__Short problem__
Retype all material exactly. Pictures stay out of the copy.

__Given information__

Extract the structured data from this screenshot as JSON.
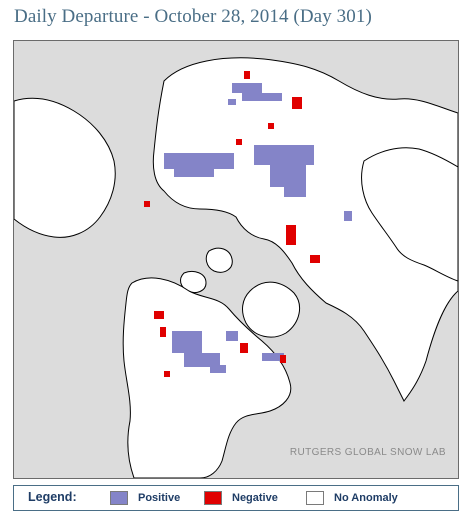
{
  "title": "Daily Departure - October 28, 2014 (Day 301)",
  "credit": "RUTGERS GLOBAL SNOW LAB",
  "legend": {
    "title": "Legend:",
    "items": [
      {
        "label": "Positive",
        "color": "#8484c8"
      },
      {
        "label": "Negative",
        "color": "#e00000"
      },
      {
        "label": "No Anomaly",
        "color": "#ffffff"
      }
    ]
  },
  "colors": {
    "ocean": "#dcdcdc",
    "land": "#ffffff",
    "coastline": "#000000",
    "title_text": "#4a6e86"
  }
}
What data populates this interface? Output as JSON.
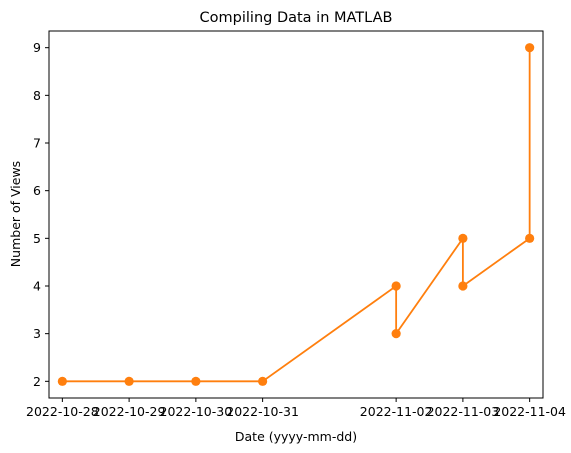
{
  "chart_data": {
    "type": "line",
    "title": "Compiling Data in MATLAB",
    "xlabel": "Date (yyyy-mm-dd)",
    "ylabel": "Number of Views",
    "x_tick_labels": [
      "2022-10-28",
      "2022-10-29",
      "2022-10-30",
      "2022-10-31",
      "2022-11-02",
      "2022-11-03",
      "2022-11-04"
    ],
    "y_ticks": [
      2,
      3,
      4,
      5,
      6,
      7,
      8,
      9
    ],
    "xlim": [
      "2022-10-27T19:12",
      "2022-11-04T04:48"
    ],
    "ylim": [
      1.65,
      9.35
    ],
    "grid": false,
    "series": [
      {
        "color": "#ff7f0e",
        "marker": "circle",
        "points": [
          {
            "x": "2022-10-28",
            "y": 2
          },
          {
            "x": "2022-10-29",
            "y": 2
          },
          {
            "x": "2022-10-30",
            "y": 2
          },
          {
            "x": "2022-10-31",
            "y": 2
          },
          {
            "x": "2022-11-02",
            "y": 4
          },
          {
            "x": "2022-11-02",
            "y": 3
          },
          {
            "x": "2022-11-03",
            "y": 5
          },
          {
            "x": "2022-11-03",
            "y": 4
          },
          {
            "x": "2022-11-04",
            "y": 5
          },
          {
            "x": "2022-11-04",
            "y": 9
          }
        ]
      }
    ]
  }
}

__Exercise answer__
Extract the structured data from this screenshot as JSON.
{
  "title": "Daily Departure - October 28, 2014 (Day 301)",
  "credit": "RUTGERS GLOBAL SNOW LAB",
  "legend": {
    "title": "Legend:",
    "items": [
      {
        "label": "Positive",
        "color": "#8484c8"
      },
      {
        "label": "Negative",
        "color": "#e00000"
      },
      {
        "label": "No Anomaly",
        "color": "#ffffff"
      }
    ]
  },
  "colors": {
    "ocean": "#dcdcdc",
    "land": "#ffffff",
    "coastline": "#000000",
    "title_text": "#4a6e86"
  }
}
What data populates this interface? Output as JSON.
{
  "chart_data": {
    "type": "line",
    "title": "Compiling Data in MATLAB",
    "xlabel": "Date (yyyy-mm-dd)",
    "ylabel": "Number of Views",
    "x_tick_labels": [
      "2022-10-28",
      "2022-10-29",
      "2022-10-30",
      "2022-10-31",
      "2022-11-02",
      "2022-11-03",
      "2022-11-04"
    ],
    "y_ticks": [
      2,
      3,
      4,
      5,
      6,
      7,
      8,
      9
    ],
    "xlim": [
      "2022-10-27T19:12",
      "2022-11-04T04:48"
    ],
    "ylim": [
      1.65,
      9.35
    ],
    "grid": false,
    "series": [
      {
        "color": "#ff7f0e",
        "marker": "circle",
        "points": [
          {
            "x": "2022-10-28",
            "y": 2
          },
          {
            "x": "2022-10-29",
            "y": 2
          },
          {
            "x": "2022-10-30",
            "y": 2
          },
          {
            "x": "2022-10-31",
            "y": 2
          },
          {
            "x": "2022-11-02",
            "y": 4
          },
          {
            "x": "2022-11-02",
            "y": 3
          },
          {
            "x": "2022-11-03",
            "y": 5
          },
          {
            "x": "2022-11-03",
            "y": 4
          },
          {
            "x": "2022-11-04",
            "y": 5
          },
          {
            "x": "2022-11-04",
            "y": 9
          }
        ]
      }
    ]
  }
}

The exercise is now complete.